▶ [Given exercise] Starting at the top of the entries and continuing through the line that contains "- bar-segment-fe-8: [600, 99, 646, 160]", render those lines as a Markdown table with two columns, Row and Entry line. Leave out any blank lines.

----- Data supplied

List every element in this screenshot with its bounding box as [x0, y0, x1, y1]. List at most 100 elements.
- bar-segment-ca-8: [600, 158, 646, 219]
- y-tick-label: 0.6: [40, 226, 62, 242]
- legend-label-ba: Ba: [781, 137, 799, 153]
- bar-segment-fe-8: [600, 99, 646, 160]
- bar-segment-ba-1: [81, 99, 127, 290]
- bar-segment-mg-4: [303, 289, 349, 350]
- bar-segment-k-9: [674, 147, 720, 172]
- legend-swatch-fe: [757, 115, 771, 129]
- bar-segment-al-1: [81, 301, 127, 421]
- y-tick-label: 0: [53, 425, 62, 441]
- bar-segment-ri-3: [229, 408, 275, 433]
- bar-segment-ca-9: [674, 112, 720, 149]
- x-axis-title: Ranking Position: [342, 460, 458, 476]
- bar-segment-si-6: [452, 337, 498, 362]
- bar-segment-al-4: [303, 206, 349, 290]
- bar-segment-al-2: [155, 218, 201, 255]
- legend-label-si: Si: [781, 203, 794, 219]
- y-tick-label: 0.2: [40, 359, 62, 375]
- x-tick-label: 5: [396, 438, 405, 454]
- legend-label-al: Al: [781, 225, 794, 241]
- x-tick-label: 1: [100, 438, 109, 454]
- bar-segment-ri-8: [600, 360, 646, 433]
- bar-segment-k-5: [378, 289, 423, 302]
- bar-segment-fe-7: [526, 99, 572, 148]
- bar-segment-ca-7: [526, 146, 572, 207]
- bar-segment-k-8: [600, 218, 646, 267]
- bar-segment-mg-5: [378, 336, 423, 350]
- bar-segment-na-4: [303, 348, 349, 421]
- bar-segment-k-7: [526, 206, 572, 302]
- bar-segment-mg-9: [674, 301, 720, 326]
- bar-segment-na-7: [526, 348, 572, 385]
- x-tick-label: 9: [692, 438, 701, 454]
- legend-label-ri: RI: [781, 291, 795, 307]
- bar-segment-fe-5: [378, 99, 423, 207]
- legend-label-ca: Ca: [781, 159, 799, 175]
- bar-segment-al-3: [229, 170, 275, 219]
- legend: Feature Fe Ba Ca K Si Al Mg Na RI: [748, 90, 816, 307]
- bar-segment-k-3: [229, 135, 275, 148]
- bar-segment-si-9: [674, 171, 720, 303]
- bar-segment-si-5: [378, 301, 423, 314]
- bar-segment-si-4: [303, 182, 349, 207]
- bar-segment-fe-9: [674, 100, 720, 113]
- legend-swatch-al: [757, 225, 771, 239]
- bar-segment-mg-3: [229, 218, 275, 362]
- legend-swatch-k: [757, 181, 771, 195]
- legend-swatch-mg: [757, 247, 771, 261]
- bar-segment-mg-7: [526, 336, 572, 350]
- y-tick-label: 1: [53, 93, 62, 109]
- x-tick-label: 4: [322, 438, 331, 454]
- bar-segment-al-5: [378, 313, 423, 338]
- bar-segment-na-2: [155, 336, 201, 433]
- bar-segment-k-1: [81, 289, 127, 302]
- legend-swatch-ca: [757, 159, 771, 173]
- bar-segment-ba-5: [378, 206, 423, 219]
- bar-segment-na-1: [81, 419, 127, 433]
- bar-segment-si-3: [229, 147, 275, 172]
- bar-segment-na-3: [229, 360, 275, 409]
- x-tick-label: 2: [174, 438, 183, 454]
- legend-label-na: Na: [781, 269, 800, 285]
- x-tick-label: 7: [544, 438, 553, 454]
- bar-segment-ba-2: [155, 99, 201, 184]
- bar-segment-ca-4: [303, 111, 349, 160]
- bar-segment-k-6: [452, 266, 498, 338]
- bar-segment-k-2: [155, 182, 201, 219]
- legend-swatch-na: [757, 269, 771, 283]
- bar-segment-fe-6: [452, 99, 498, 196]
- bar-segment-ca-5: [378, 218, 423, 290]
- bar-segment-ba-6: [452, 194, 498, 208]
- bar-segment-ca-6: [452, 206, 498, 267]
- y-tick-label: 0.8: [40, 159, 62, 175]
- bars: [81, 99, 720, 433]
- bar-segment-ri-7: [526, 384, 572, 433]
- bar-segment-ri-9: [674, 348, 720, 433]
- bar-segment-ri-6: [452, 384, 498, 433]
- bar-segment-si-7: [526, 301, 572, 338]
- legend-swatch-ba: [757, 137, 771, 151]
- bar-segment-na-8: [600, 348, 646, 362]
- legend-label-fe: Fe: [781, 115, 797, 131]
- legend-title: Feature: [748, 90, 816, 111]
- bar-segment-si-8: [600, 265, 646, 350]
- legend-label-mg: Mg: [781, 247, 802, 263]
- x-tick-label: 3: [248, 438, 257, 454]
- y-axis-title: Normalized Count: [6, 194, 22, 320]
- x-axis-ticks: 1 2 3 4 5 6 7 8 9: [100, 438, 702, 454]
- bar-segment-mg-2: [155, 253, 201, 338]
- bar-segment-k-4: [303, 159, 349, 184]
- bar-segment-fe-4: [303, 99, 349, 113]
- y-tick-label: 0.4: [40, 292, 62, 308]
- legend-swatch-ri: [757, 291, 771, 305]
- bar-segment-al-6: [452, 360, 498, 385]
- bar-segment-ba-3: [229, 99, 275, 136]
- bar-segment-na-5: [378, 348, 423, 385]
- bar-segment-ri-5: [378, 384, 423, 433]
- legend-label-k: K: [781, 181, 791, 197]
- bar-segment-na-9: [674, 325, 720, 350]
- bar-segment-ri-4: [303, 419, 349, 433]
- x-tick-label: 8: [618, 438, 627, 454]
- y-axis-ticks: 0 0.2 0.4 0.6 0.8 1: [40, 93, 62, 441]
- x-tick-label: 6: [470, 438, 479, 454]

----------

▶ [Exercise output]
| Row | Entry line |
|---|---|
| 1 | List every element in this screenshot with its bounding box as [x0, y0, x1, y1]. List at most 100 elements. |
| 2 | - bar-segment-ca-8: [600, 158, 646, 219] |
| 3 | - y-tick-label: 0.6: [40, 226, 62, 242] |
| 4 | - legend-label-ba: Ba: [781, 137, 799, 153] |
| 5 | - bar-segment-fe-8: [600, 99, 646, 160] |